# [Aim of the task]
Extract each line of the data below exactly as written.

━━━━

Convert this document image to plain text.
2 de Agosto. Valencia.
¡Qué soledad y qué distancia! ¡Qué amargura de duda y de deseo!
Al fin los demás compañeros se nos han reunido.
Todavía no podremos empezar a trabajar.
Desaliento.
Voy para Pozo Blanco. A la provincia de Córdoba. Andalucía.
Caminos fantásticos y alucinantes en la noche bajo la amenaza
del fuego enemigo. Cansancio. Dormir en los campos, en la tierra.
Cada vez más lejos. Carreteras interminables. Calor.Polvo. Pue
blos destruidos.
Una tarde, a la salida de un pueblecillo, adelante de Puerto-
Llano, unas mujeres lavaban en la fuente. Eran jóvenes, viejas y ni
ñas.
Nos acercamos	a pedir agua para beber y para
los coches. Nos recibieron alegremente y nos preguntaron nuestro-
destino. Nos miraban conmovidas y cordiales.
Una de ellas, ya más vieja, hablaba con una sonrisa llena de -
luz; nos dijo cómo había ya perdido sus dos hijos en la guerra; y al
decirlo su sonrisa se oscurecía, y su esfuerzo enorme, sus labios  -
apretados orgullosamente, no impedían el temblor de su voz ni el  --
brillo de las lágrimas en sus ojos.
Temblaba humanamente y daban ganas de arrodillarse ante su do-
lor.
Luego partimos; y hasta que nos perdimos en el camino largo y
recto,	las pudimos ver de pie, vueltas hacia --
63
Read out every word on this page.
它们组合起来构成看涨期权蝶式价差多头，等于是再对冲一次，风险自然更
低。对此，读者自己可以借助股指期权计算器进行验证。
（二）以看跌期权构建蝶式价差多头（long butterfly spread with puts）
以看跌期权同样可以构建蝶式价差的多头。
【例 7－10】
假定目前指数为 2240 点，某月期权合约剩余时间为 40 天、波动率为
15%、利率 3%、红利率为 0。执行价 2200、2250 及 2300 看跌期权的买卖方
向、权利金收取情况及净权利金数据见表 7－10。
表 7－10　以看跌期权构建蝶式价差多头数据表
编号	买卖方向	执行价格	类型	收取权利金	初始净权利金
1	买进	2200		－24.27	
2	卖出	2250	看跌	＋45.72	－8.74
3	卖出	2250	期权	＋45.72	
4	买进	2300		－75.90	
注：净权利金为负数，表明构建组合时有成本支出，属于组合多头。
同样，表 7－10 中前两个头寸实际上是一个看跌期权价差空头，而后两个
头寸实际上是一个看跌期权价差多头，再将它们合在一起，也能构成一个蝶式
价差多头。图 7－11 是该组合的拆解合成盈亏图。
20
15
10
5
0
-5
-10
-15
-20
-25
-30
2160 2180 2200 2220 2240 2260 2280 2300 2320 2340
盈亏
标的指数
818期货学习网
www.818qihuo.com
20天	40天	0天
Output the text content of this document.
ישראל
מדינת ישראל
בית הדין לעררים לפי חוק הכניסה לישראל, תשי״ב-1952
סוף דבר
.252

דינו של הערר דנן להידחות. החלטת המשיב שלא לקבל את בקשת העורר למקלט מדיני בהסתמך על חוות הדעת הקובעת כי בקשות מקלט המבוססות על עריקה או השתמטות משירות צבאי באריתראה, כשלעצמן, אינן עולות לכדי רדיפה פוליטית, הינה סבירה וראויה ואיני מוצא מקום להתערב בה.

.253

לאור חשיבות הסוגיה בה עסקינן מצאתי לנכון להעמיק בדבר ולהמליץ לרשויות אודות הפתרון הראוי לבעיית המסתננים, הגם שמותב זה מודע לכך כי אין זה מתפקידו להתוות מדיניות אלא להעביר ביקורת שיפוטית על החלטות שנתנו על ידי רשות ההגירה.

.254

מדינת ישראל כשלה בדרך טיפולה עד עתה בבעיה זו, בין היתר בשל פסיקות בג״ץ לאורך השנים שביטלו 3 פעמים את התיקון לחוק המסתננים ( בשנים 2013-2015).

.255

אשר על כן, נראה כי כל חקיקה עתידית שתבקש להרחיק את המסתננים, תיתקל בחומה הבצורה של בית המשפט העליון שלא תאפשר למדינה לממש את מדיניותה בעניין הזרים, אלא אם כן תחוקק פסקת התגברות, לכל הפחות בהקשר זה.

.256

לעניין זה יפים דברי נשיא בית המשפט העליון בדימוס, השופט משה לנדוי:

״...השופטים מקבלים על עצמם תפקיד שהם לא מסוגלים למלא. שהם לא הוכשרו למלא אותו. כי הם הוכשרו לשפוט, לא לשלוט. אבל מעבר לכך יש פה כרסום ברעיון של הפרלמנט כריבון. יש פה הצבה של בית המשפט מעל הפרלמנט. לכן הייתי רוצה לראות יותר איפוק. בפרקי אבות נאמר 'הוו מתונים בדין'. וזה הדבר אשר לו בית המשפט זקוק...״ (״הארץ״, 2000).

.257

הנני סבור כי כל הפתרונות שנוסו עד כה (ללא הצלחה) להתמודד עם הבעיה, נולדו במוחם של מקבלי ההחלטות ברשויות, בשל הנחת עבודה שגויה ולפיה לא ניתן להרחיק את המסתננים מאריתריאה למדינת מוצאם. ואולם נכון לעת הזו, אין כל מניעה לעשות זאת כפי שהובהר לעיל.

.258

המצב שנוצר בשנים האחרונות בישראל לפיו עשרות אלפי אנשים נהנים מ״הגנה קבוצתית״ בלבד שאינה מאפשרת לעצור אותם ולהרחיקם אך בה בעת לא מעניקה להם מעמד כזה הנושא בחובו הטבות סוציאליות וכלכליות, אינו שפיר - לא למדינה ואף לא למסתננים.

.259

━━━━

# [Expected answer]
Convert this document image to plain text.
2 de Agosto. Valencia.
¡Qué soledad y qué distancia! ¡Qué amargura de duda y de deseo!
Al fin los demás compañeros se nos han reunido.
Todavía no podremos empezar a trabajar.
Desaliento.
Voy para Pozo Blanco. A la provincia de Córdoba. Andalucía.
Caminos fantásticos y alucinantes en la noche bajo la amenaza
del fuego enemigo. Cansancio. Dormir en los campos, en la tierra.
Cada vez más lejos. Carreteras interminables. Calor.Polvo. Pue
blos destruidos.
Una tarde, a la salida de un pueblecillo, adelante de Puerto-
Llano, unas mujeres lavaban en la fuente. Eran jóvenes, viejas y ni
ñas.
Nos acercamos	a pedir agua para beber y para
los coches. Nos recibieron alegremente y nos preguntaron nuestro-
destino. Nos miraban conmovidas y cordiales.
Una de ellas, ya más vieja, hablaba con una sonrisa llena de -
luz; nos dijo cómo había ya perdido sus dos hijos en la guerra; y al
decirlo su sonrisa se oscurecía, y su esfuerzo enorme, sus labios  -
apretados orgullosamente, no impedían el temblor de su voz ni el  --
brillo de las lágrimas en sus ojos.
Temblaba humanamente y daban ganas de arrodillarse ante su do-
lor.
Luego partimos; y hasta que nos perdimos en el camino largo y
recto,	las pudimos ver de pie, vueltas hacia --
63
Read out every word on this page.
它们组合起来构成看涨期权蝶式价差多头，等于是再对冲一次，风险自然更
低。对此，读者自己可以借助股指期权计算器进行验证。
（二）以看跌期权构建蝶式价差多头（long butterfly spread with puts）
以看跌期权同样可以构建蝶式价差的多头。
【例 7－10】
假定目前指数为 2240 点，某月期权合约剩余时间为 40 天、波动率为
15%、利率 3%、红利率为 0。执行价 2200、2250 及 2300 看跌期权的买卖方
向、权利金收取情况及净权利金数据见表 7－10。
表 7－10　以看跌期权构建蝶式价差多头数据表
编号	买卖方向	执行价格	类型	收取权利金	初始净权利金
1	买进	2200		－24.27	
2	卖出	2250	看跌	＋45.72	－8.74
3	卖出	2250	期权	＋45.72	
4	买进	2300		－75.90	
注：净权利金为负数，表明构建组合时有成本支出，属于组合多头。
同样，表 7－10 中前两个头寸实际上是一个看跌期权价差空头，而后两个
头寸实际上是一个看跌期权价差多头，再将它们合在一起，也能构成一个蝶式
价差多头。图 7－11 是该组合的拆解合成盈亏图。
20
15
10
5
0
-5
-10
-15
-20
-25
-30
2160 2180 2200 2220 2240 2260 2280 2300 2320 2340
盈亏
标的指数
818期货学习网
www.818qihuo.com
20天	40天	0天
Output the text content of this document.
ישראל
מדינת ישראל
בית הדין לעררים לפי חוק הכניסה לישראל, תשי״ב-1952
סוף דבר
.252

דינו של הערר דנן להידחות. החלטת המשיב שלא לקבל את בקשת העורר למקלט מדיני בהסתמך על חוות הדעת הקובעת כי בקשות מקלט המבוססות על עריקה או השתמטות משירות צבאי באריתראה, כשלעצמן, אינן עולות לכדי רדיפה פוליטית, הינה סבירה וראויה ואיני מוצא מקום להתערב בה.

.253

לאור חשיבות הסוגיה בה עסקינן מצאתי לנכון להעמיק בדבר ולהמליץ לרשויות אודות הפתרון הראוי לבעיית המסתננים, הגם שמותב זה מודע לכך כי אין זה מתפקידו להתוות מדיניות אלא להעביר ביקורת שיפוטית על החלטות שנתנו על ידי רשות ההגירה.

.254

מדינת ישראל כשלה בדרך טיפולה עד עתה בבעיה זו, בין היתר בשל פסיקות בג״ץ לאורך השנים שביטלו 3 פעמים את התיקון לחוק המסתננים ( בשנים 2013-2015).

.255

אשר על כן, נראה כי כל חקיקה עתידית שתבקש להרחיק את המסתננים, תיתקל בחומה הבצורה של בית המשפט העליון שלא תאפשר למדינה לממש את מדיניותה בעניין הזרים, אלא אם כן תחוקק פסקת התגברות, לכל הפחות בהקשר זה.

.256

לעניין זה יפים דברי נשיא בית המשפט העליון בדימוס, השופט משה לנדוי:

״...השופטים מקבלים על עצמם תפקיד שהם לא מסוגלים למלא. שהם לא הוכשרו למלא אותו. כי הם הוכשרו לשפוט, לא לשלוט. אבל מעבר לכך יש פה כרסום ברעיון של הפרלמנט כריבון. יש פה הצבה של בית המשפט מעל הפרלמנט. לכן הייתי רוצה לראות יותר איפוק. בפרקי אבות נאמר 'הוו מתונים בדין'. וזה הדבר אשר לו בית המשפט זקוק...״ (״הארץ״, 2000).

.257

הנני סבור כי כל הפתרונות שנוסו עד כה (ללא הצלחה) להתמודד עם הבעיה, נולדו במוחם של מקבלי ההחלטות ברשויות, בשל הנחת עבודה שגויה ולפיה לא ניתן להרחיק את המסתננים מאריתריאה למדינת מוצאם. ואולם נכון לעת הזו, אין כל מניעה לעשות זאת כפי שהובהר לעיל.

.258

המצב שנוצר בשנים האחרונות בישראל לפיו עשרות אלפי אנשים נהנים מ״הגנה קבוצתית״ בלבד שאינה מאפשרת לעצור אותם ולהרחיקם אך בה בעת לא מעניקה להם מעמד כזה הנושא בחובו הטבות סוציאליות וכלכליות, אינו שפיר - לא למדינה ואף לא למסתננים.

.259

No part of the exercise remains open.